Exercise prompt ▸
What follows is a set of records; repeat all of them exactly.

....

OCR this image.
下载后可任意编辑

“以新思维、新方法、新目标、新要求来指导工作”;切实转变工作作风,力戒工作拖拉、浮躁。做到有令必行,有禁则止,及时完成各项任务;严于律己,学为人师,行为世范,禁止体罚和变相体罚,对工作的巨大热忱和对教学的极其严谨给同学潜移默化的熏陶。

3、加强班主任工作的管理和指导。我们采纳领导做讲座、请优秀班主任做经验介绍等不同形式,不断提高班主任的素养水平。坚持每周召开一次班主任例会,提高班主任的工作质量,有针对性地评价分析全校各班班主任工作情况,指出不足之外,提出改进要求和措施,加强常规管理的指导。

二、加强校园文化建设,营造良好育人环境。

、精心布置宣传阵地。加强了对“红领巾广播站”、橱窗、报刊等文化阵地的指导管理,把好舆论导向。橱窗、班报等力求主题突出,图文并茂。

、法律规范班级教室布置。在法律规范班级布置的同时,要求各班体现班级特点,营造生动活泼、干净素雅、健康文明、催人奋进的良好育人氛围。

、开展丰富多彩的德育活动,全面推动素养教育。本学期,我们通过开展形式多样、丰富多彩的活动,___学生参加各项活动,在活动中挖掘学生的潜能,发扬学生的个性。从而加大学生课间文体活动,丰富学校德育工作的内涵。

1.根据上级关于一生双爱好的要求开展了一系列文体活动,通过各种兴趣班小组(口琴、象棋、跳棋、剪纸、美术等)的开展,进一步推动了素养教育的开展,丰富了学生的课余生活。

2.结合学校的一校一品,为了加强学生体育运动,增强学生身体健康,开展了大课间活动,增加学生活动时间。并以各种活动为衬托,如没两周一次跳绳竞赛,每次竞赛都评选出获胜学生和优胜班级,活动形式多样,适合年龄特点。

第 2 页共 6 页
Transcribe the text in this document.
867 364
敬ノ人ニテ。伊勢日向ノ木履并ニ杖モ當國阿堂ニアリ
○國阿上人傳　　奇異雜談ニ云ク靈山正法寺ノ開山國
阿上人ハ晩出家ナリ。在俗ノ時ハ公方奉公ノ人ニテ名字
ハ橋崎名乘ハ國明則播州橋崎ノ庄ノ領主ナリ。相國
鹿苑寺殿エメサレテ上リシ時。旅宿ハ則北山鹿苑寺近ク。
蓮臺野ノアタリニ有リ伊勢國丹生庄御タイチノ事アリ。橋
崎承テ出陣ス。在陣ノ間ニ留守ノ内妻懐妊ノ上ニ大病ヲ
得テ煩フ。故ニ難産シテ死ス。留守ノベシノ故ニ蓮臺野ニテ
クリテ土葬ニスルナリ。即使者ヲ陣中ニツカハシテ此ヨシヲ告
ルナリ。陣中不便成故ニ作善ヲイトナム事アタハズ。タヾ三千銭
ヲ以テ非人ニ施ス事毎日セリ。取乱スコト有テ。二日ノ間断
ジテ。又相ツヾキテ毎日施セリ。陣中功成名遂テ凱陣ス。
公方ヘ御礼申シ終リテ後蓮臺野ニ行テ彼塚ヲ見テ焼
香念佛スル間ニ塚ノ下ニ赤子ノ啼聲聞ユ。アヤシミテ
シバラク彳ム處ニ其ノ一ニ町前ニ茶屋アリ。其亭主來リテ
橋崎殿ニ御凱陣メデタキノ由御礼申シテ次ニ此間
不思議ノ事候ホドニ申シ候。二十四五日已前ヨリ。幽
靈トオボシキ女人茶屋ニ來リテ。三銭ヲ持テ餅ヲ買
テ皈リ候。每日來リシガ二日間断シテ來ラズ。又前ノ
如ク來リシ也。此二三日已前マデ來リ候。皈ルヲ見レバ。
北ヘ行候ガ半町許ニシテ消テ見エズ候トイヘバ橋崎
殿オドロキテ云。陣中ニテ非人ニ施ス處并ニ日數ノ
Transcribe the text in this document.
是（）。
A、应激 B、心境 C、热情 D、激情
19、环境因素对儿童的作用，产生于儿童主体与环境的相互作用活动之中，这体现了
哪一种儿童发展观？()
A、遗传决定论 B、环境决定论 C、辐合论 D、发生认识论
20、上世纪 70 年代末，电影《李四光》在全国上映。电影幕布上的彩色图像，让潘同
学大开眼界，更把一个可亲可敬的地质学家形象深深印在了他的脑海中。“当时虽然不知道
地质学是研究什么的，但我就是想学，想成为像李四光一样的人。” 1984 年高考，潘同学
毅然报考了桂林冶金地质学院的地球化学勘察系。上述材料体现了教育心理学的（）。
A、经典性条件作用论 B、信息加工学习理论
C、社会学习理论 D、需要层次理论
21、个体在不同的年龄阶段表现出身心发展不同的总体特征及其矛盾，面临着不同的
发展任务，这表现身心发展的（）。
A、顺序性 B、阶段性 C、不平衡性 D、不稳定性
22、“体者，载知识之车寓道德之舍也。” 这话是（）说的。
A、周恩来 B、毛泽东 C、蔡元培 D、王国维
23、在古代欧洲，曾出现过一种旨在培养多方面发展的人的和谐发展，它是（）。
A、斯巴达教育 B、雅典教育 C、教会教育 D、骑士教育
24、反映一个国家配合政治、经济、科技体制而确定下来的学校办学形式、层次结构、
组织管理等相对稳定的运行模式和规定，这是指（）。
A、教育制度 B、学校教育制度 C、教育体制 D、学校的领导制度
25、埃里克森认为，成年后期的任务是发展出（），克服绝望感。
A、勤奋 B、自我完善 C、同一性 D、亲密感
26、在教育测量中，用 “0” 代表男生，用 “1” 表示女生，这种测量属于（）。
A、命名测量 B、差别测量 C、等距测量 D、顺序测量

....

Solution for this problem ▸
OCR this image.
下载后可任意编辑

“以新思维、新方法、新目标、新要求来指导工作”;切实转变工作作风,力戒工作拖拉、浮躁。做到有令必行,有禁则止,及时完成各项任务;严于律己,学为人师,行为世范,禁止体罚和变相体罚,对工作的巨大热忱和对教学的极其严谨给同学潜移默化的熏陶。

3、加强班主任工作的管理和指导。我们采纳领导做讲座、请优秀班主任做经验介绍等不同形式,不断提高班主任的素养水平。坚持每周召开一次班主任例会,提高班主任的工作质量,有针对性地评价分析全校各班班主任工作情况,指出不足之外,提出改进要求和措施,加强常规管理的指导。

二、加强校园文化建设,营造良好育人环境。

、精心布置宣传阵地。加强了对“红领巾广播站”、橱窗、报刊等文化阵地的指导管理,把好舆论导向。橱窗、班报等力求主题突出,图文并茂。

、法律规范班级教室布置。在法律规范班级布置的同时,要求各班体现班级特点,营造生动活泼、干净素雅、健康文明、催人奋进的良好育人氛围。

、开展丰富多彩的德育活动,全面推动素养教育。本学期,我们通过开展形式多样、丰富多彩的活动,___学生参加各项活动,在活动中挖掘学生的潜能,发扬学生的个性。从而加大学生课间文体活动,丰富学校德育工作的内涵。

1.根据上级关于一生双爱好的要求开展了一系列文体活动,通过各种兴趣班小组(口琴、象棋、跳棋、剪纸、美术等)的开展,进一步推动了素养教育的开展,丰富了学生的课余生活。

2.结合学校的一校一品,为了加强学生体育运动,增强学生身体健康,开展了大课间活动,增加学生活动时间。并以各种活动为衬托,如没两周一次跳绳竞赛,每次竞赛都评选出获胜学生和优胜班级,活动形式多样,适合年龄特点。

第 2 页共 6 页
Transcribe the text in this document.
867 364
敬ノ人ニテ。伊勢日向ノ木履并ニ杖モ當國阿堂ニアリ
○國阿上人傳　　奇異雜談ニ云ク靈山正法寺ノ開山國
阿上人ハ晩出家ナリ。在俗ノ時ハ公方奉公ノ人ニテ名字
ハ橋崎名乘ハ國明則播州橋崎ノ庄ノ領主ナリ。相國
鹿苑寺殿エメサレテ上リシ時。旅宿ハ則北山鹿苑寺近ク。
蓮臺野ノアタリニ有リ伊勢國丹生庄御タイチノ事アリ。橋
崎承テ出陣ス。在陣ノ間ニ留守ノ内妻懐妊ノ上ニ大病ヲ
得テ煩フ。故ニ難産シテ死ス。留守ノベシノ故ニ蓮臺野ニテ
クリテ土葬ニスルナリ。即使者ヲ陣中ニツカハシテ此ヨシヲ告
ルナリ。陣中不便成故ニ作善ヲイトナム事アタハズ。タヾ三千銭
ヲ以テ非人ニ施ス事毎日セリ。取乱スコト有テ。二日ノ間断
ジテ。又相ツヾキテ毎日施セリ。陣中功成名遂テ凱陣ス。
公方ヘ御礼申シ終リテ後蓮臺野ニ行テ彼塚ヲ見テ焼
香念佛スル間ニ塚ノ下ニ赤子ノ啼聲聞ユ。アヤシミテ
シバラク彳ム處ニ其ノ一ニ町前ニ茶屋アリ。其亭主來リテ
橋崎殿ニ御凱陣メデタキノ由御礼申シテ次ニ此間
不思議ノ事候ホドニ申シ候。二十四五日已前ヨリ。幽
靈トオボシキ女人茶屋ニ來リテ。三銭ヲ持テ餅ヲ買
テ皈リ候。每日來リシガ二日間断シテ來ラズ。又前ノ
如ク來リシ也。此二三日已前マデ來リ候。皈ルヲ見レバ。
北ヘ行候ガ半町許ニシテ消テ見エズ候トイヘバ橋崎
殿オドロキテ云。陣中ニテ非人ニ施ス處并ニ日數ノ
Transcribe the text in this document.
是（）。
A、应激 B、心境 C、热情 D、激情
19、环境因素对儿童的作用，产生于儿童主体与环境的相互作用活动之中，这体现了
哪一种儿童发展观？()
A、遗传决定论 B、环境决定论 C、辐合论 D、发生认识论
20、上世纪 70 年代末，电影《李四光》在全国上映。电影幕布上的彩色图像，让潘同
学大开眼界，更把一个可亲可敬的地质学家形象深深印在了他的脑海中。“当时虽然不知道
地质学是研究什么的，但我就是想学，想成为像李四光一样的人。” 1984 年高考，潘同学
毅然报考了桂林冶金地质学院的地球化学勘察系。上述材料体现了教育心理学的（）。
A、经典性条件作用论 B、信息加工学习理论
C、社会学习理论 D、需要层次理论
21、个体在不同的年龄阶段表现出身心发展不同的总体特征及其矛盾，面临着不同的
发展任务，这表现身心发展的（）。
A、顺序性 B、阶段性 C、不平衡性 D、不稳定性
22、“体者，载知识之车寓道德之舍也。” 这话是（）说的。
A、周恩来 B、毛泽东 C、蔡元培 D、王国维
23、在古代欧洲，曾出现过一种旨在培养多方面发展的人的和谐发展，它是（）。
A、斯巴达教育 B、雅典教育 C、教会教育 D、骑士教育
24、反映一个国家配合政治、经济、科技体制而确定下来的学校办学形式、层次结构、
组织管理等相对稳定的运行模式和规定，这是指（）。
A、教育制度 B、学校教育制度 C、教育体制 D、学校的领导制度
25、埃里克森认为，成年后期的任务是发展出（），克服绝望感。
A、勤奋 B、自我完善 C、同一性 D、亲密感
26、在教育测量中，用 “0” 代表男生，用 “1” 表示女生，这种测量属于（）。
A、命名测量 B、差别测量 C、等距测量 D、顺序测量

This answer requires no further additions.